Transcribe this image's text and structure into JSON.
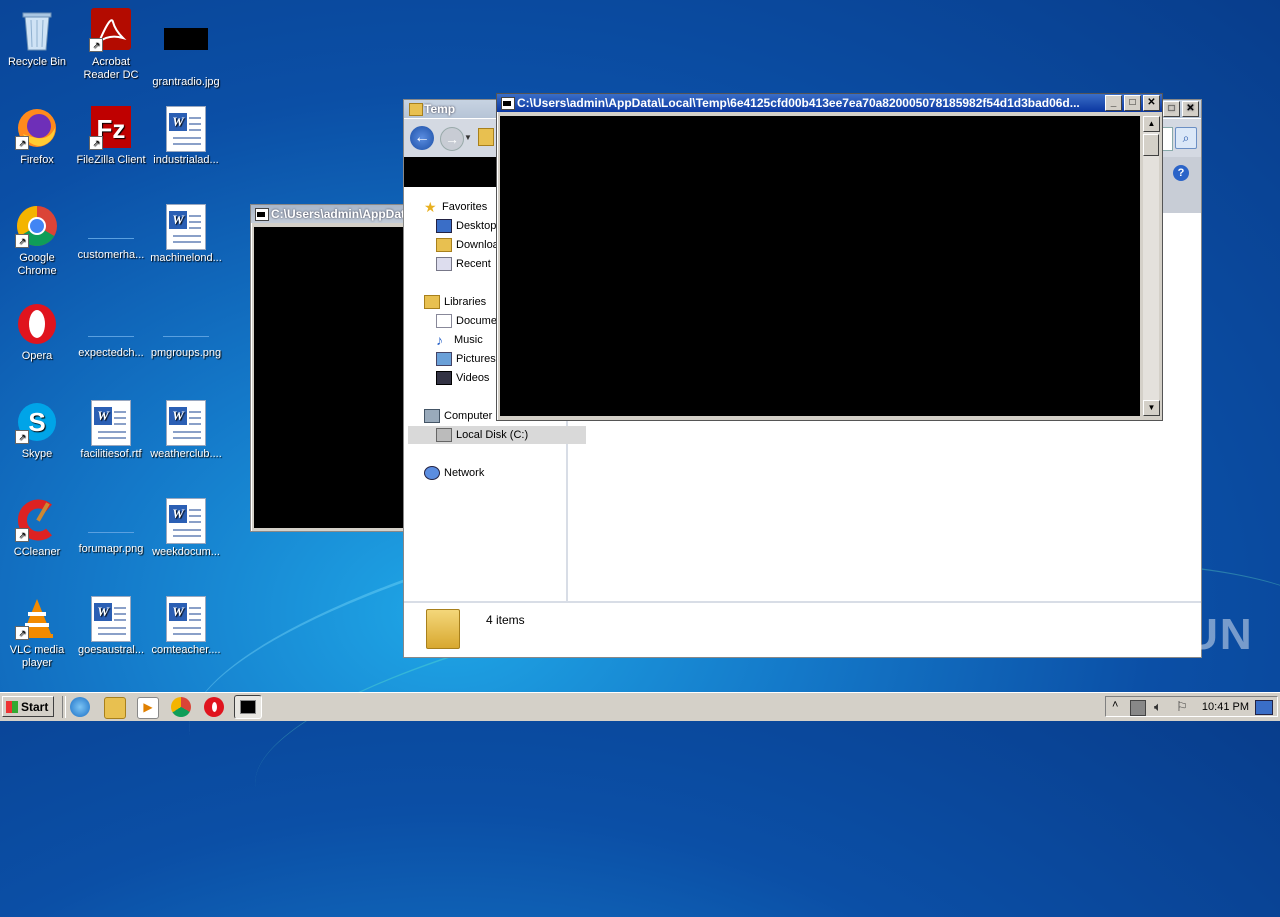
{
  "desktop": {
    "icons": [
      {
        "label": "Recycle Bin",
        "icon": "recycle-bin-icon"
      },
      {
        "label": "Acrobat Reader DC",
        "icon": "acrobat-icon"
      },
      {
        "label": "grantradio.jpg",
        "icon": "image-file-icon"
      },
      {
        "label": "Firefox",
        "icon": "firefox-icon"
      },
      {
        "label": "FileZilla Client",
        "icon": "filezilla-icon"
      },
      {
        "label": "industrialad...",
        "icon": "word-doc-icon"
      },
      {
        "label": "Google Chrome",
        "icon": "chrome-icon"
      },
      {
        "label": "customerha...",
        "icon": "image-file-icon"
      },
      {
        "label": "machinelond...",
        "icon": "word-doc-icon"
      },
      {
        "label": "Opera",
        "icon": "opera-icon"
      },
      {
        "label": "expectedch...",
        "icon": "image-file-icon"
      },
      {
        "label": "pmgroups.png",
        "icon": "image-file-icon"
      },
      {
        "label": "Skype",
        "icon": "skype-icon"
      },
      {
        "label": "facilitiesof.rtf",
        "icon": "word-doc-icon"
      },
      {
        "label": "weatherclub....",
        "icon": "word-doc-icon"
      },
      {
        "label": "CCleaner",
        "icon": "ccleaner-icon"
      },
      {
        "label": "forumapr.png",
        "icon": "image-file-icon"
      },
      {
        "label": "weekdocum...",
        "icon": "word-doc-icon"
      },
      {
        "label": "VLC media player",
        "icon": "vlc-icon"
      },
      {
        "label": "goesaustral...",
        "icon": "word-doc-icon"
      },
      {
        "label": "comteacher....",
        "icon": "word-doc-icon"
      }
    ]
  },
  "cmd_back": {
    "title": "C:\\Users\\admin\\AppData"
  },
  "explorer": {
    "title": "Temp",
    "status": "4 items",
    "nav": {
      "favorites": "Favorites",
      "desktop": "Desktop",
      "downloads": "Downloa",
      "recent": "Recent",
      "libraries": "Libraries",
      "documents": "Docume",
      "music": "Music",
      "pictures": "Pictures",
      "videos": "Videos",
      "computer": "Computer",
      "local_disk": "Local Disk (C:)",
      "network": "Network"
    }
  },
  "cmd_front": {
    "title": "C:\\Users\\admin\\AppData\\Local\\Temp\\6e4125cfd00b413ee7ea70a820005078185982f54d1d3bad06d..."
  },
  "taskbar": {
    "start_label": "Start",
    "clock": "10:41 PM"
  },
  "watermark": "ANY RUN",
  "colors": {
    "desktop_blue": "#1479c9",
    "titlebar_active": "#0a36a0",
    "titlebar_inactive": "#a9b6c8",
    "console_bg": "#000000"
  }
}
--------------------
From the listing above, print every entry precisely and drop the pictures.

Transcribe this image's text and structure into JSON.
{
  "desktop": {
    "icons": [
      {
        "label": "Recycle Bin",
        "icon": "recycle-bin-icon"
      },
      {
        "label": "Acrobat Reader DC",
        "icon": "acrobat-icon"
      },
      {
        "label": "grantradio.jpg",
        "icon": "image-file-icon"
      },
      {
        "label": "Firefox",
        "icon": "firefox-icon"
      },
      {
        "label": "FileZilla Client",
        "icon": "filezilla-icon"
      },
      {
        "label": "industrialad...",
        "icon": "word-doc-icon"
      },
      {
        "label": "Google Chrome",
        "icon": "chrome-icon"
      },
      {
        "label": "customerha...",
        "icon": "image-file-icon"
      },
      {
        "label": "machinelond...",
        "icon": "word-doc-icon"
      },
      {
        "label": "Opera",
        "icon": "opera-icon"
      },
      {
        "label": "expectedch...",
        "icon": "image-file-icon"
      },
      {
        "label": "pmgroups.png",
        "icon": "image-file-icon"
      },
      {
        "label": "Skype",
        "icon": "skype-icon"
      },
      {
        "label": "facilitiesof.rtf",
        "icon": "word-doc-icon"
      },
      {
        "label": "weatherclub....",
        "icon": "word-doc-icon"
      },
      {
        "label": "CCleaner",
        "icon": "ccleaner-icon"
      },
      {
        "label": "forumapr.png",
        "icon": "image-file-icon"
      },
      {
        "label": "weekdocum...",
        "icon": "word-doc-icon"
      },
      {
        "label": "VLC media player",
        "icon": "vlc-icon"
      },
      {
        "label": "goesaustral...",
        "icon": "word-doc-icon"
      },
      {
        "label": "comteacher....",
        "icon": "word-doc-icon"
      }
    ]
  },
  "cmd_back": {
    "title": "C:\\Users\\admin\\AppData"
  },
  "explorer": {
    "title": "Temp",
    "status": "4 items",
    "nav": {
      "favorites": "Favorites",
      "desktop": "Desktop",
      "downloads": "Downloa",
      "recent": "Recent",
      "libraries": "Libraries",
      "documents": "Docume",
      "music": "Music",
      "pictures": "Pictures",
      "videos": "Videos",
      "computer": "Computer",
      "local_disk": "Local Disk (C:)",
      "network": "Network"
    }
  },
  "cmd_front": {
    "title": "C:\\Users\\admin\\AppData\\Local\\Temp\\6e4125cfd00b413ee7ea70a820005078185982f54d1d3bad06d..."
  },
  "taskbar": {
    "start_label": "Start",
    "clock": "10:41 PM"
  },
  "watermark": "ANY RUN",
  "colors": {
    "desktop_blue": "#1479c9",
    "titlebar_active": "#0a36a0",
    "titlebar_inactive": "#a9b6c8",
    "console_bg": "#000000"
  }
}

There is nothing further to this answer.